Stored records

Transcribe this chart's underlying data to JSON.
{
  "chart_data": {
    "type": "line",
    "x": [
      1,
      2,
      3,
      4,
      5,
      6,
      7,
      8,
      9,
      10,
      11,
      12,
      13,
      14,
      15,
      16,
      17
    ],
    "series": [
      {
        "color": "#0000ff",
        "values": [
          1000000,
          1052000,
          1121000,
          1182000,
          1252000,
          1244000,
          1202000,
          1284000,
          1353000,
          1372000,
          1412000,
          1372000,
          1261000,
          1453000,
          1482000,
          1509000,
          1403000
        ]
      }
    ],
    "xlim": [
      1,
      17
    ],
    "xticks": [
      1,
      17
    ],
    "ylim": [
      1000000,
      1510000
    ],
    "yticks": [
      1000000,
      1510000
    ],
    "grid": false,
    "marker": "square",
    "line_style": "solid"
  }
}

▶ _Exercise aim_
Each line above must be reproduced exactly as it stands.

▶ _Expected output_
Transcribe this chart's underlying data to JSON.
{
  "chart_data": {
    "type": "line",
    "x": [
      1,
      2,
      3,
      4,
      5,
      6,
      7,
      8,
      9,
      10,
      11,
      12,
      13,
      14,
      15,
      16,
      17
    ],
    "series": [
      {
        "color": "#0000ff",
        "values": [
          1000000,
          1052000,
          1121000,
          1182000,
          1252000,
          1244000,
          1202000,
          1284000,
          1353000,
          1372000,
          1412000,
          1372000,
          1261000,
          1453000,
          1482000,
          1509000,
          1403000
        ]
      }
    ],
    "xlim": [
      1,
      17
    ],
    "xticks": [
      1,
      17
    ],
    "ylim": [
      1000000,
      1510000
    ],
    "yticks": [
      1000000,
      1510000
    ],
    "grid": false,
    "marker": "square",
    "line_style": "solid"
  }
}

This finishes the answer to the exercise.